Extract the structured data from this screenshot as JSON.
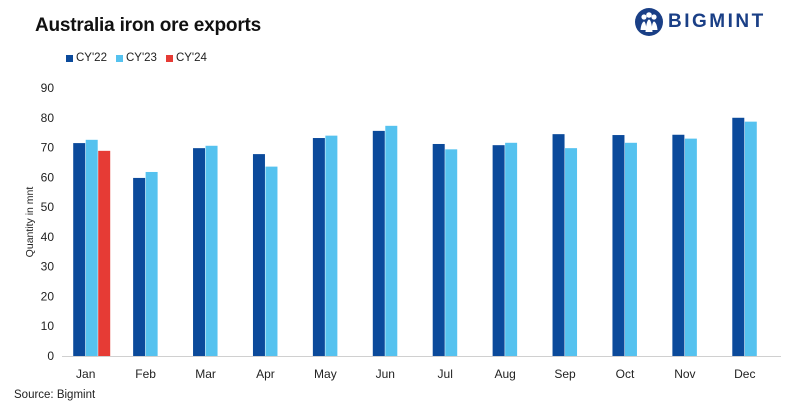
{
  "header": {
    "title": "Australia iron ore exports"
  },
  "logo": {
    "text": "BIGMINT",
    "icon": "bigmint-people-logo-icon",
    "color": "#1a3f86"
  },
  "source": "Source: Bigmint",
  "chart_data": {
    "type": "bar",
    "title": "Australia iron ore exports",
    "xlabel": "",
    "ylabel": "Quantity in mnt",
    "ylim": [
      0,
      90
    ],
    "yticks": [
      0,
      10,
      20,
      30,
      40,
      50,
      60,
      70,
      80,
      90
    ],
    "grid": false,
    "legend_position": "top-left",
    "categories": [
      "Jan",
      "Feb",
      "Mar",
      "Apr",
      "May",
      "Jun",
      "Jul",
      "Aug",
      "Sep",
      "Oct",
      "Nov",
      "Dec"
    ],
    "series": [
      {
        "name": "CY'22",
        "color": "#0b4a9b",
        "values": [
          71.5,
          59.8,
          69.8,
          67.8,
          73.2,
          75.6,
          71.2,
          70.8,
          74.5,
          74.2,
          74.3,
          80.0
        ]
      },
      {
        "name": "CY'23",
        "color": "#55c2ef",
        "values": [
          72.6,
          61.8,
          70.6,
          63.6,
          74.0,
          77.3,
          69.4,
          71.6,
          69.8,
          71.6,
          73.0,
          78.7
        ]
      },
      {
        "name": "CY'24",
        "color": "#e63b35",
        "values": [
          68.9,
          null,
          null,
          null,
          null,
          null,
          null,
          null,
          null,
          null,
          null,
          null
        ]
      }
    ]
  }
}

··········

**PROMPT**. Without the pictures, return all the records precisely as they stand.

**SOLUTION TO THIS PROBLEM**.
Extract the structured data from this screenshot as JSON.
{
  "header": {
    "title": "Australia iron ore exports"
  },
  "logo": {
    "text": "BIGMINT",
    "icon": "bigmint-people-logo-icon",
    "color": "#1a3f86"
  },
  "source": "Source: Bigmint",
  "chart_data": {
    "type": "bar",
    "title": "Australia iron ore exports",
    "xlabel": "",
    "ylabel": "Quantity in mnt",
    "ylim": [
      0,
      90
    ],
    "yticks": [
      0,
      10,
      20,
      30,
      40,
      50,
      60,
      70,
      80,
      90
    ],
    "grid": false,
    "legend_position": "top-left",
    "categories": [
      "Jan",
      "Feb",
      "Mar",
      "Apr",
      "May",
      "Jun",
      "Jul",
      "Aug",
      "Sep",
      "Oct",
      "Nov",
      "Dec"
    ],
    "series": [
      {
        "name": "CY'22",
        "color": "#0b4a9b",
        "values": [
          71.5,
          59.8,
          69.8,
          67.8,
          73.2,
          75.6,
          71.2,
          70.8,
          74.5,
          74.2,
          74.3,
          80.0
        ]
      },
      {
        "name": "CY'23",
        "color": "#55c2ef",
        "values": [
          72.6,
          61.8,
          70.6,
          63.6,
          74.0,
          77.3,
          69.4,
          71.6,
          69.8,
          71.6,
          73.0,
          78.7
        ]
      },
      {
        "name": "CY'24",
        "color": "#e63b35",
        "values": [
          68.9,
          null,
          null,
          null,
          null,
          null,
          null,
          null,
          null,
          null,
          null,
          null
        ]
      }
    ]
  }
}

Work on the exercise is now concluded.